* Start *

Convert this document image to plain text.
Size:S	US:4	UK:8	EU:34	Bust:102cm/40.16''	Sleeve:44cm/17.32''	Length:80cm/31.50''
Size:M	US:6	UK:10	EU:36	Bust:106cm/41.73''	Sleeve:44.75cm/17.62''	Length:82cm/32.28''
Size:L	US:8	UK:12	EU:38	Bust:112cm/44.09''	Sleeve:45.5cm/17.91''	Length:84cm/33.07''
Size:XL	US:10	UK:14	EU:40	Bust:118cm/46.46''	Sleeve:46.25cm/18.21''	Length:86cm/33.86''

* End *
* Start *

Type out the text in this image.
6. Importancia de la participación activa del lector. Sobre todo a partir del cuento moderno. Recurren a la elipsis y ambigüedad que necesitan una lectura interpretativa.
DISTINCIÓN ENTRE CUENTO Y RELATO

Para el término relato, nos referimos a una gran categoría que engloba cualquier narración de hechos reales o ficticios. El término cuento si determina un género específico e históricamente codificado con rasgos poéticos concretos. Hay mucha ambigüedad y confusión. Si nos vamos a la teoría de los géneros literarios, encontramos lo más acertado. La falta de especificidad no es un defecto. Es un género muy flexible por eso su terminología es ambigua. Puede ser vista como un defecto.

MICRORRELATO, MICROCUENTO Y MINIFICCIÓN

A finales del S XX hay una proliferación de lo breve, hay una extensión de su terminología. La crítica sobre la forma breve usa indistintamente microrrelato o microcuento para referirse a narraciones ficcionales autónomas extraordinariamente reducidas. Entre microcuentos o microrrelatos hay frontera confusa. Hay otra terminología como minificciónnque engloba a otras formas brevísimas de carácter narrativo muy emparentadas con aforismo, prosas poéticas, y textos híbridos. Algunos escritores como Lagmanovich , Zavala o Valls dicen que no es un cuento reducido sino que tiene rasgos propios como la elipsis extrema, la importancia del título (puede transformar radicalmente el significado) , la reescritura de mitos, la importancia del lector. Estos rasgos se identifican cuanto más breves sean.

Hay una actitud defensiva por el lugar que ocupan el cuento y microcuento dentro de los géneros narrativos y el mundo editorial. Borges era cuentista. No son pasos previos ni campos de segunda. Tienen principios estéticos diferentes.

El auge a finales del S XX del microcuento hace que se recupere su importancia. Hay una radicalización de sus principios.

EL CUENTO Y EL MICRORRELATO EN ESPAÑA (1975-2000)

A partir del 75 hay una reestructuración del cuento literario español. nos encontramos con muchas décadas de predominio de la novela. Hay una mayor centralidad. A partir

* End *

# Exercise directions:
Which lines of the material contain the string "principios"? List each of them.

# Solution to this exercise:
Hay una actitud defensiva por el lugar que ocupan el cuento y microcuento dentro de los géneros narrativos y el mundo editorial. Borges era cuentista. No son pasos previos ni campos de segunda. Tienen principios estéticos diferentes.
El auge a finales del S XX del microcuento hace que se recupere su importancia. Hay una radicalización de sus principios.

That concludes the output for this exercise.